▸ **Data for the task**
_ _ _ _ _

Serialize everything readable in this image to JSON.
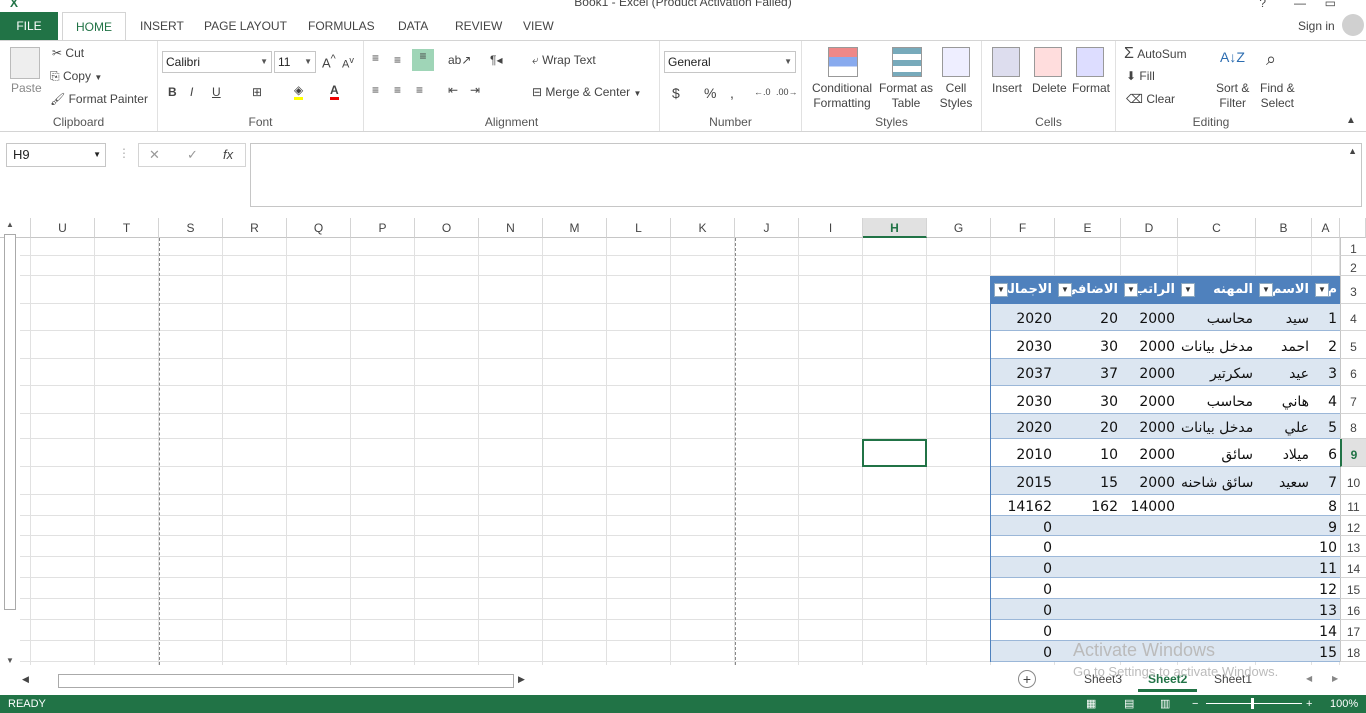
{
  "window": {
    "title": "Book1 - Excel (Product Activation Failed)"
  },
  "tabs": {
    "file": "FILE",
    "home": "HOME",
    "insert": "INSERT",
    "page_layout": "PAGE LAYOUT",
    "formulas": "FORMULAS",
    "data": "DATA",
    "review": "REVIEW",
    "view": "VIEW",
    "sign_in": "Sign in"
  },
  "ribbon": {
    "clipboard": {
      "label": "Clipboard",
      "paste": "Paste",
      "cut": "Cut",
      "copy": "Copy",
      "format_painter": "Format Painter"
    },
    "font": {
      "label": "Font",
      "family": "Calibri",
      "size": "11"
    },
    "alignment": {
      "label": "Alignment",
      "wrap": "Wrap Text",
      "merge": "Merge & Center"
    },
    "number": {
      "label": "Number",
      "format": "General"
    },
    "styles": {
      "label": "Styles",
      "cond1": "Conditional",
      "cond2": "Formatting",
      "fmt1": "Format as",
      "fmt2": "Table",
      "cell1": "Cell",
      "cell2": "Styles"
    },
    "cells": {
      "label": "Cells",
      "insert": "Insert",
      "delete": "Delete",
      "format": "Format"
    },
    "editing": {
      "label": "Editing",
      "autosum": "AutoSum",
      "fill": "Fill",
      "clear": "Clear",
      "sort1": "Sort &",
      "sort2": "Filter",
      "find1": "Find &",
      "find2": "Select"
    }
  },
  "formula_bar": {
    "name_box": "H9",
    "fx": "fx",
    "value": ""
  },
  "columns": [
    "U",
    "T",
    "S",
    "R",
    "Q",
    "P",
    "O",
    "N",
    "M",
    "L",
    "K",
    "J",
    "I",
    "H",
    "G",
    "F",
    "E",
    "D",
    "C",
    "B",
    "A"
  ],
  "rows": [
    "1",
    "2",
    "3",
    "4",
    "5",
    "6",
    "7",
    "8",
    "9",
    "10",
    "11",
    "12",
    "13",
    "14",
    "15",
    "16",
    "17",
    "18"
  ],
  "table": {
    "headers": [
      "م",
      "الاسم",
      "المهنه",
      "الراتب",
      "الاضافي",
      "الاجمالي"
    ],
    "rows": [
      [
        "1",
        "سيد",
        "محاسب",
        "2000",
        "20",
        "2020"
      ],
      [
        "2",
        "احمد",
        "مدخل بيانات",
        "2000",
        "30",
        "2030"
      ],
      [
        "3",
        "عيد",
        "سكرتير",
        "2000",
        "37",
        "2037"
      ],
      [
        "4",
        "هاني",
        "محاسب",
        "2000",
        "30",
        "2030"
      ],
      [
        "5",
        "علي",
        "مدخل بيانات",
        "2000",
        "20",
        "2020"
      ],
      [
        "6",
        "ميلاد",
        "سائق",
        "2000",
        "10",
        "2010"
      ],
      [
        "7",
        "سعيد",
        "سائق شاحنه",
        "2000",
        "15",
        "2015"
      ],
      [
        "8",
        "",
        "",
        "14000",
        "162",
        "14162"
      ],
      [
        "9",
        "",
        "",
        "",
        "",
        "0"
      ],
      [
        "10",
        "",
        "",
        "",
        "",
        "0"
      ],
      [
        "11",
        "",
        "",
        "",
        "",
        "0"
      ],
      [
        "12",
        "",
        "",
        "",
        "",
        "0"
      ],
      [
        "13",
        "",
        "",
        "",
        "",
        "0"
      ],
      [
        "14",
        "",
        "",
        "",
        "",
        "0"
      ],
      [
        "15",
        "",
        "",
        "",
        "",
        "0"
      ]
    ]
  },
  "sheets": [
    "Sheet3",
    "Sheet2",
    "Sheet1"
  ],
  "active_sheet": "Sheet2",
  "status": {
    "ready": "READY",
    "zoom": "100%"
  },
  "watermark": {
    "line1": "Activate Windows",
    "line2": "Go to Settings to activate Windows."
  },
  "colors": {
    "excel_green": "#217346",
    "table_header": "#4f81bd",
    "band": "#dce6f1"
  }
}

_ _ _ _ _

▸ **Aim**
All of the records above must be copied exactly, except for the pictures.

▸ **Output of the exercise**
Serialize everything readable in this image to JSON.
{
  "window": {
    "title": "Book1 - Excel (Product Activation Failed)"
  },
  "tabs": {
    "file": "FILE",
    "home": "HOME",
    "insert": "INSERT",
    "page_layout": "PAGE LAYOUT",
    "formulas": "FORMULAS",
    "data": "DATA",
    "review": "REVIEW",
    "view": "VIEW",
    "sign_in": "Sign in"
  },
  "ribbon": {
    "clipboard": {
      "label": "Clipboard",
      "paste": "Paste",
      "cut": "Cut",
      "copy": "Copy",
      "format_painter": "Format Painter"
    },
    "font": {
      "label": "Font",
      "family": "Calibri",
      "size": "11"
    },
    "alignment": {
      "label": "Alignment",
      "wrap": "Wrap Text",
      "merge": "Merge & Center"
    },
    "number": {
      "label": "Number",
      "format": "General"
    },
    "styles": {
      "label": "Styles",
      "cond1": "Conditional",
      "cond2": "Formatting",
      "fmt1": "Format as",
      "fmt2": "Table",
      "cell1": "Cell",
      "cell2": "Styles"
    },
    "cells": {
      "label": "Cells",
      "insert": "Insert",
      "delete": "Delete",
      "format": "Format"
    },
    "editing": {
      "label": "Editing",
      "autosum": "AutoSum",
      "fill": "Fill",
      "clear": "Clear",
      "sort1": "Sort &",
      "sort2": "Filter",
      "find1": "Find &",
      "find2": "Select"
    }
  },
  "formula_bar": {
    "name_box": "H9",
    "fx": "fx",
    "value": ""
  },
  "columns": [
    "U",
    "T",
    "S",
    "R",
    "Q",
    "P",
    "O",
    "N",
    "M",
    "L",
    "K",
    "J",
    "I",
    "H",
    "G",
    "F",
    "E",
    "D",
    "C",
    "B",
    "A"
  ],
  "rows": [
    "1",
    "2",
    "3",
    "4",
    "5",
    "6",
    "7",
    "8",
    "9",
    "10",
    "11",
    "12",
    "13",
    "14",
    "15",
    "16",
    "17",
    "18"
  ],
  "table": {
    "headers": [
      "م",
      "الاسم",
      "المهنه",
      "الراتب",
      "الاضافي",
      "الاجمالي"
    ],
    "rows": [
      [
        "1",
        "سيد",
        "محاسب",
        "2000",
        "20",
        "2020"
      ],
      [
        "2",
        "احمد",
        "مدخل بيانات",
        "2000",
        "30",
        "2030"
      ],
      [
        "3",
        "عيد",
        "سكرتير",
        "2000",
        "37",
        "2037"
      ],
      [
        "4",
        "هاني",
        "محاسب",
        "2000",
        "30",
        "2030"
      ],
      [
        "5",
        "علي",
        "مدخل بيانات",
        "2000",
        "20",
        "2020"
      ],
      [
        "6",
        "ميلاد",
        "سائق",
        "2000",
        "10",
        "2010"
      ],
      [
        "7",
        "سعيد",
        "سائق شاحنه",
        "2000",
        "15",
        "2015"
      ],
      [
        "8",
        "",
        "",
        "14000",
        "162",
        "14162"
      ],
      [
        "9",
        "",
        "",
        "",
        "",
        "0"
      ],
      [
        "10",
        "",
        "",
        "",
        "",
        "0"
      ],
      [
        "11",
        "",
        "",
        "",
        "",
        "0"
      ],
      [
        "12",
        "",
        "",
        "",
        "",
        "0"
      ],
      [
        "13",
        "",
        "",
        "",
        "",
        "0"
      ],
      [
        "14",
        "",
        "",
        "",
        "",
        "0"
      ],
      [
        "15",
        "",
        "",
        "",
        "",
        "0"
      ]
    ]
  },
  "sheets": [
    "Sheet3",
    "Sheet2",
    "Sheet1"
  ],
  "active_sheet": "Sheet2",
  "status": {
    "ready": "READY",
    "zoom": "100%"
  },
  "watermark": {
    "line1": "Activate Windows",
    "line2": "Go to Settings to activate Windows."
  },
  "colors": {
    "excel_green": "#217346",
    "table_header": "#4f81bd",
    "band": "#dce6f1"
  }
}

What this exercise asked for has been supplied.